SHORT TASK >>
Lines containing the string "standard" are to be counted; report the number and nothing more.

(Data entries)
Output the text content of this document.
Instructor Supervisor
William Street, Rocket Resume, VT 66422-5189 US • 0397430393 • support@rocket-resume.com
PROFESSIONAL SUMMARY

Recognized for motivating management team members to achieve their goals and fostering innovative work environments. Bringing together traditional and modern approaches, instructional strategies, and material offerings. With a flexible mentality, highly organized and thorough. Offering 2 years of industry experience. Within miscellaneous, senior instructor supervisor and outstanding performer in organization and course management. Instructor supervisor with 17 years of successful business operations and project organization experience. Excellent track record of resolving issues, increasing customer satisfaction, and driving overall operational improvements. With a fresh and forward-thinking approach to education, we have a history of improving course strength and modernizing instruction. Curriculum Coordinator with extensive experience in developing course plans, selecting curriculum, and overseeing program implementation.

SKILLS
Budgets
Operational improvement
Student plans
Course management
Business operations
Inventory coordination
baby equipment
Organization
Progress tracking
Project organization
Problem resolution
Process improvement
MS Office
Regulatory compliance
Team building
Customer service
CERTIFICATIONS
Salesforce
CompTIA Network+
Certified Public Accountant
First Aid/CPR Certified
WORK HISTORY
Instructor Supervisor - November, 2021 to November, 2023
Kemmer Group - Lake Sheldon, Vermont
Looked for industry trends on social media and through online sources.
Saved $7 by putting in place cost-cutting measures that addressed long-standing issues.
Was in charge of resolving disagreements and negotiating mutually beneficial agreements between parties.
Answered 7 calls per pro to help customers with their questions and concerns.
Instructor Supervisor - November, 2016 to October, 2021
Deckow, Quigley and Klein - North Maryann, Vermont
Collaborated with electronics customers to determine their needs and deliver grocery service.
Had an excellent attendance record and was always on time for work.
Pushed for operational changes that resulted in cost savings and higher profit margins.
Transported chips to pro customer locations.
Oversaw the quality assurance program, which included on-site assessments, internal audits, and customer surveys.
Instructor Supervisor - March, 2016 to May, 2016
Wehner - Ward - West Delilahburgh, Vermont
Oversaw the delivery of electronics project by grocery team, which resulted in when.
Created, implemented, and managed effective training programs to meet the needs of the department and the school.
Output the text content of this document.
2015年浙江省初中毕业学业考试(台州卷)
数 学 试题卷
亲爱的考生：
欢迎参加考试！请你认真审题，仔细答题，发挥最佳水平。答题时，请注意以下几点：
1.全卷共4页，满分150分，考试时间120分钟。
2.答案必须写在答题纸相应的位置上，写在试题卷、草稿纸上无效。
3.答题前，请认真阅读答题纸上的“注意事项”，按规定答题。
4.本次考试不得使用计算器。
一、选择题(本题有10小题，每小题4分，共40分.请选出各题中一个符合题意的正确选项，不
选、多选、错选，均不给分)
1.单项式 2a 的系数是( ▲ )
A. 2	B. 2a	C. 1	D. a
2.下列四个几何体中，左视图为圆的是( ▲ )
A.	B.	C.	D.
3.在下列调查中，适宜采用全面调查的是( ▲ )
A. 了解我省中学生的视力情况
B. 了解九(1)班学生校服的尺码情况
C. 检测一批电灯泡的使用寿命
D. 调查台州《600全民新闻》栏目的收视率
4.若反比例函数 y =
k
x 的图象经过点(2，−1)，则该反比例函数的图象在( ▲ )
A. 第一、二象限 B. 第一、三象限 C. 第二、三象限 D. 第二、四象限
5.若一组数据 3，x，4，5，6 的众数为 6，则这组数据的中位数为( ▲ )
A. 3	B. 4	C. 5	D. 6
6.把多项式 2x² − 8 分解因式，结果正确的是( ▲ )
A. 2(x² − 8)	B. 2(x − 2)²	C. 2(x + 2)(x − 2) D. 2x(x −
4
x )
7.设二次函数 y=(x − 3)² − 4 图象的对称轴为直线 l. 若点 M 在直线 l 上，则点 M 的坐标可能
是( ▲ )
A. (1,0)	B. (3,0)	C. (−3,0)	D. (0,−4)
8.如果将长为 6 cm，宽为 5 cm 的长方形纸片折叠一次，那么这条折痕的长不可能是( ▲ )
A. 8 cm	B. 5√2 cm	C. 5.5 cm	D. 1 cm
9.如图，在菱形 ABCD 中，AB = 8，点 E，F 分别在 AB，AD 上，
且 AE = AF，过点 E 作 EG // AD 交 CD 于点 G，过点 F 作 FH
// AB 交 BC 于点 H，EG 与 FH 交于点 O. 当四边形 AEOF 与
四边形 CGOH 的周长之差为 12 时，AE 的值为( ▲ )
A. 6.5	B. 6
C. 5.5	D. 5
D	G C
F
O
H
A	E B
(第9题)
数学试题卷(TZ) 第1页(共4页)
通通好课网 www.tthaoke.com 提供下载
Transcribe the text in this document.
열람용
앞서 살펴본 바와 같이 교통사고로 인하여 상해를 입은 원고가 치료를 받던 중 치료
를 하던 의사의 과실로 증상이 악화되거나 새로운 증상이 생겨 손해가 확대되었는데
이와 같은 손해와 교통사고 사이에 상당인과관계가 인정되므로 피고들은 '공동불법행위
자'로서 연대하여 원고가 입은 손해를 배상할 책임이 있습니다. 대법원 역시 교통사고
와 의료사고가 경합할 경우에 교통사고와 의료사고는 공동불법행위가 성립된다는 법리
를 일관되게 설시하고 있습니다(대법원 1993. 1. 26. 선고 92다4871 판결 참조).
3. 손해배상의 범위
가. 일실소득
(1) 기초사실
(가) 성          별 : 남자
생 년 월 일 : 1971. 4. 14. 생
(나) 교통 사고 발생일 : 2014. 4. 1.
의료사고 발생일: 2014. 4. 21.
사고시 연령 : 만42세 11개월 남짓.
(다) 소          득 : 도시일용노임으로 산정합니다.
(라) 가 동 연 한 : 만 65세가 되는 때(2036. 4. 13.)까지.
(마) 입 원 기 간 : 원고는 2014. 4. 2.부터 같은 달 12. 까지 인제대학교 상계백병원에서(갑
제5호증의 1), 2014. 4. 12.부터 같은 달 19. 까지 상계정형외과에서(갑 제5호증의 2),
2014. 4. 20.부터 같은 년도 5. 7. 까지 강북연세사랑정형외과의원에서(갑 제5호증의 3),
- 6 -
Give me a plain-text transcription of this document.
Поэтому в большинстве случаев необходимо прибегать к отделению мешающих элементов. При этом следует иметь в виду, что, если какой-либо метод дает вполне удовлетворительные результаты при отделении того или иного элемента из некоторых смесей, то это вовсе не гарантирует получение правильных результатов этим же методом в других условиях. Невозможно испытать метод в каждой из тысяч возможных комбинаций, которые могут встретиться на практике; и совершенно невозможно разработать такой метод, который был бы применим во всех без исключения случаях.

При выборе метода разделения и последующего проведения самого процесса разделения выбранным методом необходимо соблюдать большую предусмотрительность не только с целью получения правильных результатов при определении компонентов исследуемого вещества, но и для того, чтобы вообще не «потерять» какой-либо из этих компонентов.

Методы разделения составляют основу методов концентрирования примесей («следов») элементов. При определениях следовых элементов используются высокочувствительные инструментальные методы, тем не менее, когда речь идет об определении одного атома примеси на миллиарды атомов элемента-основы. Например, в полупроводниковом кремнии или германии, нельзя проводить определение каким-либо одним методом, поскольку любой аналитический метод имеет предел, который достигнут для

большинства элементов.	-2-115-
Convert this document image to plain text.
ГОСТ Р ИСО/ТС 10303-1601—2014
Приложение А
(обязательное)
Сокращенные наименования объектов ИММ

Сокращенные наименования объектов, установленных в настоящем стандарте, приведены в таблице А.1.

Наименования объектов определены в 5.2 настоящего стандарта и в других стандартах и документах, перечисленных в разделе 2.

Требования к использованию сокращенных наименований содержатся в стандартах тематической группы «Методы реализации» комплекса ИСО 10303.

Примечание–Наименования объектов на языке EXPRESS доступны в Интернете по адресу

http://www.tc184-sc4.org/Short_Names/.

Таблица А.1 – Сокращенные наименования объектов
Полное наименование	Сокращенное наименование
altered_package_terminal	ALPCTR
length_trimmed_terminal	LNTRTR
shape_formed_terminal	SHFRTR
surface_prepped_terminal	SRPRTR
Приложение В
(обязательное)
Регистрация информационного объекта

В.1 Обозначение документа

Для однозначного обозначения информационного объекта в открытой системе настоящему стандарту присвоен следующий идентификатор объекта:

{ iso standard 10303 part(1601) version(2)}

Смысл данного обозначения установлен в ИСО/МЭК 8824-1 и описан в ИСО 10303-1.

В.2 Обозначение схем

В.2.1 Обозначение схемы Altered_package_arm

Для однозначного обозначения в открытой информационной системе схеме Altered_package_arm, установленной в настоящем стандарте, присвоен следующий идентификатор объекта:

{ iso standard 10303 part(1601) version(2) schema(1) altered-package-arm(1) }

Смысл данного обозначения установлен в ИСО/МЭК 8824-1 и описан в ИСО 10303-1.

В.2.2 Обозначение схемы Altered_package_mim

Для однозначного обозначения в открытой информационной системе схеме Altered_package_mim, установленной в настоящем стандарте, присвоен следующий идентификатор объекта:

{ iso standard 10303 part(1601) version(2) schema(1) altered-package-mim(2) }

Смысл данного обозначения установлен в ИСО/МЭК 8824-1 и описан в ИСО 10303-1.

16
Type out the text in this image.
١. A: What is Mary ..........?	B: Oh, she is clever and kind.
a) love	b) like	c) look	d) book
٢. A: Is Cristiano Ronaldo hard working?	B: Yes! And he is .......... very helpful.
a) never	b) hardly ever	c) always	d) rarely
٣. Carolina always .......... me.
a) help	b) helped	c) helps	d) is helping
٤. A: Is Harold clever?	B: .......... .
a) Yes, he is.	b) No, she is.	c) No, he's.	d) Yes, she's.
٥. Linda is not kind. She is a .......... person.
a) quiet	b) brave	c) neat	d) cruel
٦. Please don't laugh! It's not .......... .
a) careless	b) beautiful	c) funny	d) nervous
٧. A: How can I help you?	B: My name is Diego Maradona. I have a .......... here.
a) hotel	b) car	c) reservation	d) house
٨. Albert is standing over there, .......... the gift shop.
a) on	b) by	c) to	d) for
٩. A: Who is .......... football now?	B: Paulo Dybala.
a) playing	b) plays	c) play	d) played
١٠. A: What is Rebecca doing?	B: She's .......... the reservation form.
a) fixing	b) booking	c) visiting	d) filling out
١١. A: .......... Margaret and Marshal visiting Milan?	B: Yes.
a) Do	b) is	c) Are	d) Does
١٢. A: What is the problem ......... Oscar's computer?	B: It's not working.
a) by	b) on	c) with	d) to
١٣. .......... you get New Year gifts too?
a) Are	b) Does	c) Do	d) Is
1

SOLUTION >>
3